▸ **Task prompt**:
Return all lines that include the string "title".
## Begin
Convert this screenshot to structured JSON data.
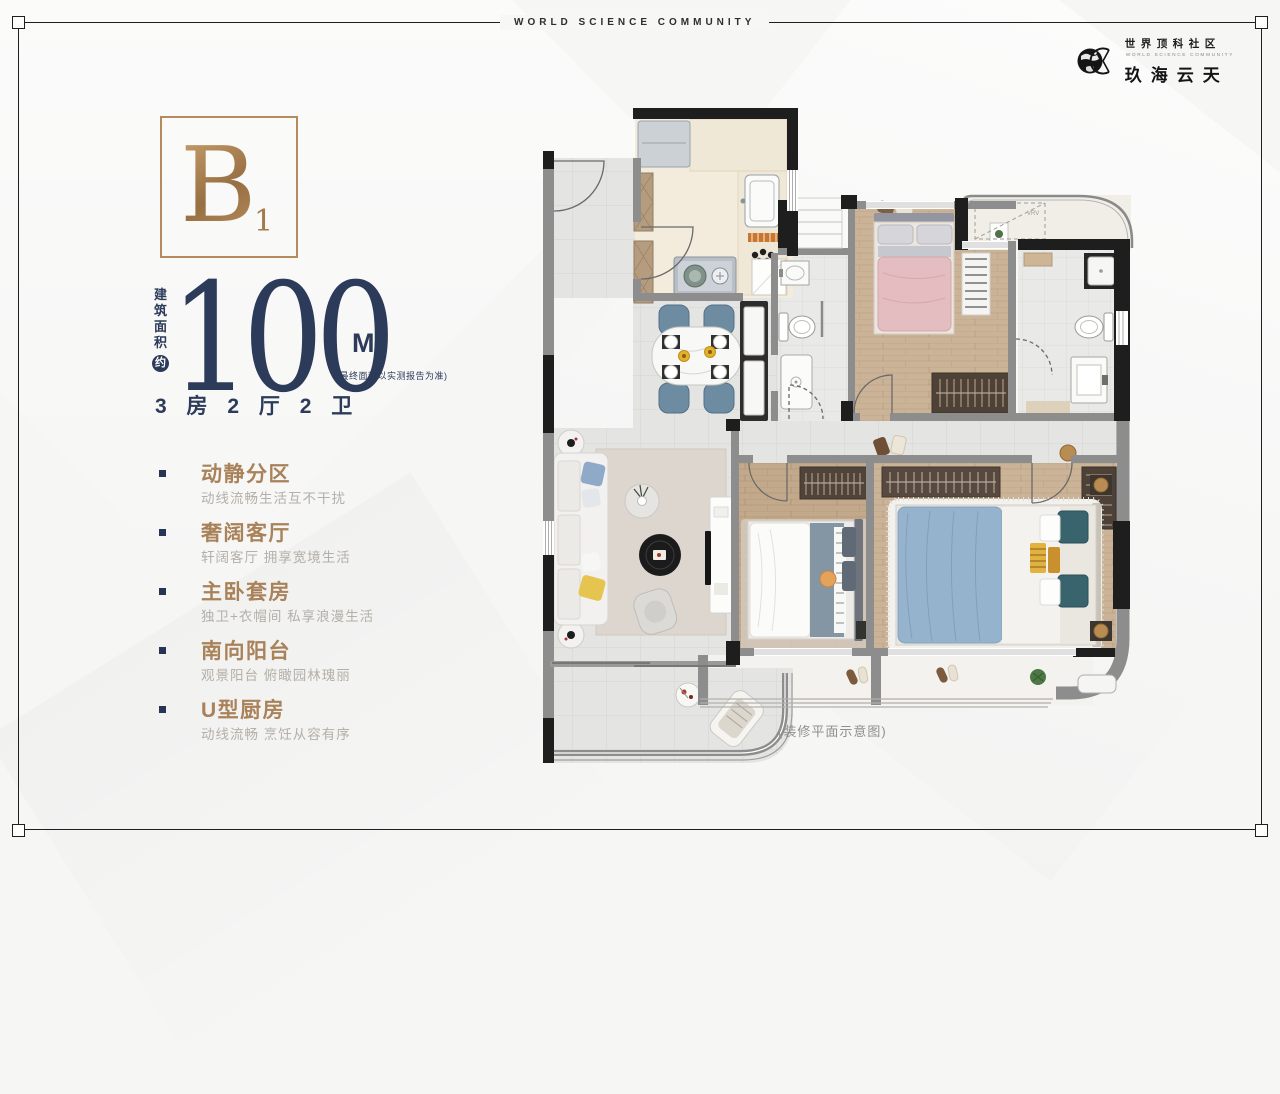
{
  "frame": {
    "tagline": "WORLD SCIENCE COMMUNITY"
  },
  "logo": {
    "community_cn": "世界顶科社区",
    "community_en": "WORLD SCIENCE COMMUNITY",
    "brand_cn": "玖海云天"
  },
  "unit": {
    "type_letter": "B",
    "type_sub": "1",
    "area_label": "建筑面积",
    "area_approx": "约",
    "area_value": "100",
    "area_unit": "M",
    "area_sup": "2",
    "area_note": "(最终面积以实测报告为准)",
    "rooms": "3 房 2 厅 2 卫"
  },
  "features": [
    {
      "title": "动静分区",
      "desc": "动线流畅生活互不干扰"
    },
    {
      "title": "奢阔客厅",
      "desc": "轩阔客厅 拥享宽境生活"
    },
    {
      "title": "主卧套房",
      "desc": "独卫+衣帽间 私享浪漫生活"
    },
    {
      "title": "南向阳台",
      "desc": "观景阳台 俯瞰园林瑰丽"
    },
    {
      "title": "U型厨房",
      "desc": "动线流畅 烹饪从容有序"
    }
  ],
  "floorplan": {
    "caption": "(装修平面示意图)",
    "vrv_label": "VRV"
  },
  "colors": {
    "navy": "#2c3b5a",
    "gold": "#a9825a",
    "gold_border": "#b58a5c",
    "wall_black": "#1e1e1e",
    "wall_gray": "#8d8d8d",
    "wood_floor": "#cbb397",
    "pink_bed": "#e4bdc0",
    "blue_bed": "#96b3cd",
    "chair_blue": "#6d8ba1"
  }
}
## End
▸ **Task solution**:
      "title": "动静分区",
      "title": "奢阔客厅",
      "title": "主卧套房",
      "title": "南向阳台",
      "title": "U型厨房",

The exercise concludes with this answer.